**EXERCISE:** Your task is to transcribe all of the records exactly and leave out the pictures.

**EXTRACTED ENTRIES:**
· · · · · · ·

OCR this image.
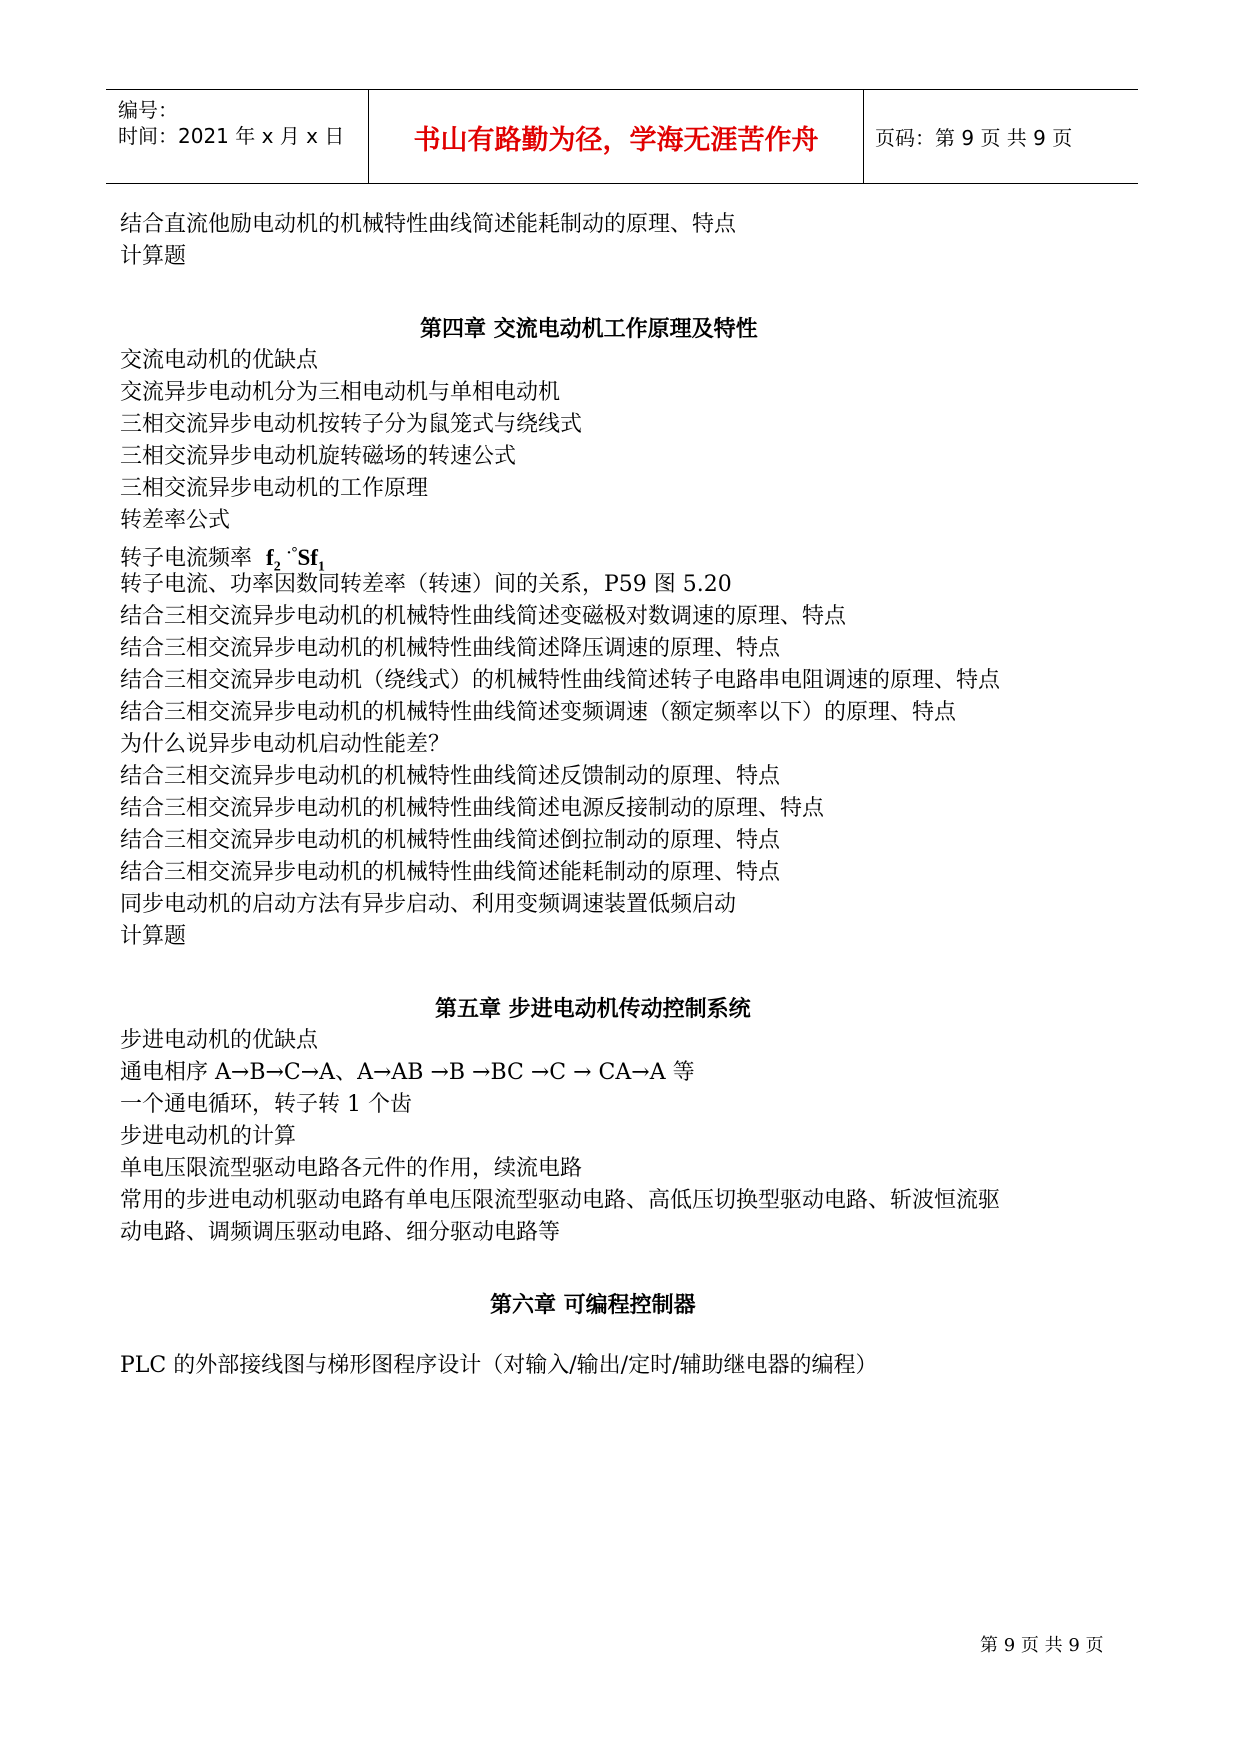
编号：
时间：2021 年 x 月 x 日	书山有路勤为径，学海无涯苦作舟	页码：第 9 页 共 9 页
结合直流他励电动机的机械特性曲线简述能耗制动的原理、特点
计算题
第四章 交流电动机工作原理及特性
交流电动机的优缺点
交流异步电动机分为三相电动机与单相电动机
三相交流异步电动机按转子分为鼠笼式与绕线式
三相交流异步电动机旋转磁场的转速公式
三相交流异步电动机的工作原理
转差率公式
转子电流频率 $f_2$ $^{\cdot^\circ}Sf_1$
转子电流、功率因数同转差率（转速）间的关系，P59 图 5.20
结合三相交流异步电动机的机械特性曲线简述变磁极对数调速的原理、特点
结合三相交流异步电动机的机械特性曲线简述降压调速的原理、特点
结合三相交流异步电动机（绕线式）的机械特性曲线简述转子电路串电阻调速的原理、特点
结合三相交流异步电动机的机械特性曲线简述变频调速（额定频率以下）的原理、特点
为什么说异步电动机启动性能差？
结合三相交流异步电动机的机械特性曲线简述反馈制动的原理、特点
结合三相交流异步电动机的机械特性曲线简述电源反接制动的原理、特点
结合三相交流异步电动机的机械特性曲线简述倒拉制动的原理、特点
结合三相交流异步电动机的机械特性曲线简述能耗制动的原理、特点
同步电动机的启动方法有异步启动、利用变频调速装置低频启动
计算题
第五章 步进电动机传动控制系统
步进电动机的优缺点
通电相序 A→B→C→A、A→AB →B →BC →C → CA→A 等
一个通电循环，转子转 1 个齿
步进电动机的计算
单电压限流型驱动电路各元件的作用，续流电路
常用的步进电动机驱动电路有单电压限流型驱动电路、高低压切换型驱动电路、斩波恒流驱
动电路、调频调压驱动电路、细分驱动电路等
第六章 可编程控制器
PLC 的外部接线图与梯形图程序设计（对输入/输出/定时/辅助继电器的编程）
第 9 页 共 9 页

· · · · · · ·

**WRITTEN REPLY:**
OCR this image.
编号：
时间：2021 年 x 月 x 日	书山有路勤为径，学海无涯苦作舟	页码：第 9 页 共 9 页
结合直流他励电动机的机械特性曲线简述能耗制动的原理、特点
计算题
第四章 交流电动机工作原理及特性
交流电动机的优缺点
交流异步电动机分为三相电动机与单相电动机
三相交流异步电动机按转子分为鼠笼式与绕线式
三相交流异步电动机旋转磁场的转速公式
三相交流异步电动机的工作原理
转差率公式
转子电流频率 $f_2$ $^{\cdot^\circ}Sf_1$
转子电流、功率因数同转差率（转速）间的关系，P59 图 5.20
结合三相交流异步电动机的机械特性曲线简述变磁极对数调速的原理、特点
结合三相交流异步电动机的机械特性曲线简述降压调速的原理、特点
结合三相交流异步电动机（绕线式）的机械特性曲线简述转子电路串电阻调速的原理、特点
结合三相交流异步电动机的机械特性曲线简述变频调速（额定频率以下）的原理、特点
为什么说异步电动机启动性能差？
结合三相交流异步电动机的机械特性曲线简述反馈制动的原理、特点
结合三相交流异步电动机的机械特性曲线简述电源反接制动的原理、特点
结合三相交流异步电动机的机械特性曲线简述倒拉制动的原理、特点
结合三相交流异步电动机的机械特性曲线简述能耗制动的原理、特点
同步电动机的启动方法有异步启动、利用变频调速装置低频启动
计算题
第五章 步进电动机传动控制系统
步进电动机的优缺点
通电相序 A→B→C→A、A→AB →B →BC →C → CA→A 等
一个通电循环，转子转 1 个齿
步进电动机的计算
单电压限流型驱动电路各元件的作用，续流电路
常用的步进电动机驱动电路有单电压限流型驱动电路、高低压切换型驱动电路、斩波恒流驱
动电路、调频调压驱动电路、细分驱动电路等
第六章 可编程控制器
PLC 的外部接线图与梯形图程序设计（对输入/输出/定时/辅助继电器的编程）
第 9 页 共 9 页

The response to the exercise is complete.